◆ TASK DETAILS ◆
Pull out every line of the listing below where "排除A项" appears.

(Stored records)
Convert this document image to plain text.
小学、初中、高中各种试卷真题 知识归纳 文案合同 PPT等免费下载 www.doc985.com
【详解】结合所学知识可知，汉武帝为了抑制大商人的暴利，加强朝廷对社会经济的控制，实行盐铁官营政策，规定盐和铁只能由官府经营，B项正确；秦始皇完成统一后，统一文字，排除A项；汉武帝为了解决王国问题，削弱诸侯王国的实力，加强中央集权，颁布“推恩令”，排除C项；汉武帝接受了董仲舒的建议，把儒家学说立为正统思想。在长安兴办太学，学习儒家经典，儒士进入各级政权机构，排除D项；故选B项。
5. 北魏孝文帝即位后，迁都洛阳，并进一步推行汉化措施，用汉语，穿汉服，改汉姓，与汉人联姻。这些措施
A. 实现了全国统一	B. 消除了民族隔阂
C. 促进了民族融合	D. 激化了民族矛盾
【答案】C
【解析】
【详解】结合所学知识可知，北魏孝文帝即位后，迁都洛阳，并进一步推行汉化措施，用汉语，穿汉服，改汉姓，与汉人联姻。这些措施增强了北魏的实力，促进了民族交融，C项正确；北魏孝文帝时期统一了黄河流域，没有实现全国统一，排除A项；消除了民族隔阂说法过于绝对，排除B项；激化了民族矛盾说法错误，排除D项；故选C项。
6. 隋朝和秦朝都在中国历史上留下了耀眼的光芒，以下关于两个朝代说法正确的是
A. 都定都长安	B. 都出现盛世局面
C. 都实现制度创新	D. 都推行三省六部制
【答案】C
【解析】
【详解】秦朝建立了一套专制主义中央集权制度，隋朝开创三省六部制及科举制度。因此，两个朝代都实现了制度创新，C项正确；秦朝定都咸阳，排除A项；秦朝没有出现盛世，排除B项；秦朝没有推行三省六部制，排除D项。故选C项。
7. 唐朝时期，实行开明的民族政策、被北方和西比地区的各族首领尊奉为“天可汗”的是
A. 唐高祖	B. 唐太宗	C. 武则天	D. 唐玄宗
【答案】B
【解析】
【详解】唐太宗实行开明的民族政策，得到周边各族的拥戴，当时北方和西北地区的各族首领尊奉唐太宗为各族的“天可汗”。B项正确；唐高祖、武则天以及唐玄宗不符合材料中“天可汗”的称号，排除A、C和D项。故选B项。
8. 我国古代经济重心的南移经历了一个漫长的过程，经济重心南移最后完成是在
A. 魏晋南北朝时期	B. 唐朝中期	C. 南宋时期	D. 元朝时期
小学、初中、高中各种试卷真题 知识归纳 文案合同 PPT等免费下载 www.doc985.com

◆ ANSWER FOR THIS EXERCISE ◆
【详解】结合所学知识可知，汉武帝为了抑制大商人的暴利，加强朝廷对社会经济的控制，实行盐铁官营政策，规定盐和铁只能由官府经营，B项正确；秦始皇完成统一后，统一文字，排除A项；汉武帝为了解决王国问题，削弱诸侯王国的实力，加强中央集权，颁布“推恩令”，排除C项；汉武帝接受了董仲舒的建议，把儒家学说立为正统思想。在长安兴办太学，学习儒家经典，儒士进入各级政权机构，排除D项；故选B项。
【详解】结合所学知识可知，北魏孝文帝即位后，迁都洛阳，并进一步推行汉化措施，用汉语，穿汉服，改汉姓，与汉人联姻。这些措施增强了北魏的实力，促进了民族交融，C项正确；北魏孝文帝时期统一了黄河流域，没有实现全国统一，排除A项；消除了民族隔阂说法过于绝对，排除B项；激化了民族矛盾说法错误，排除D项；故选C项。
【详解】秦朝建立了一套专制主义中央集权制度，隋朝开创三省六部制及科举制度。因此，两个朝代都实现了制度创新，C项正确；秦朝定都咸阳，排除A项；秦朝没有出现盛世，排除B项；秦朝没有推行三省六部制，排除D项。故选C项。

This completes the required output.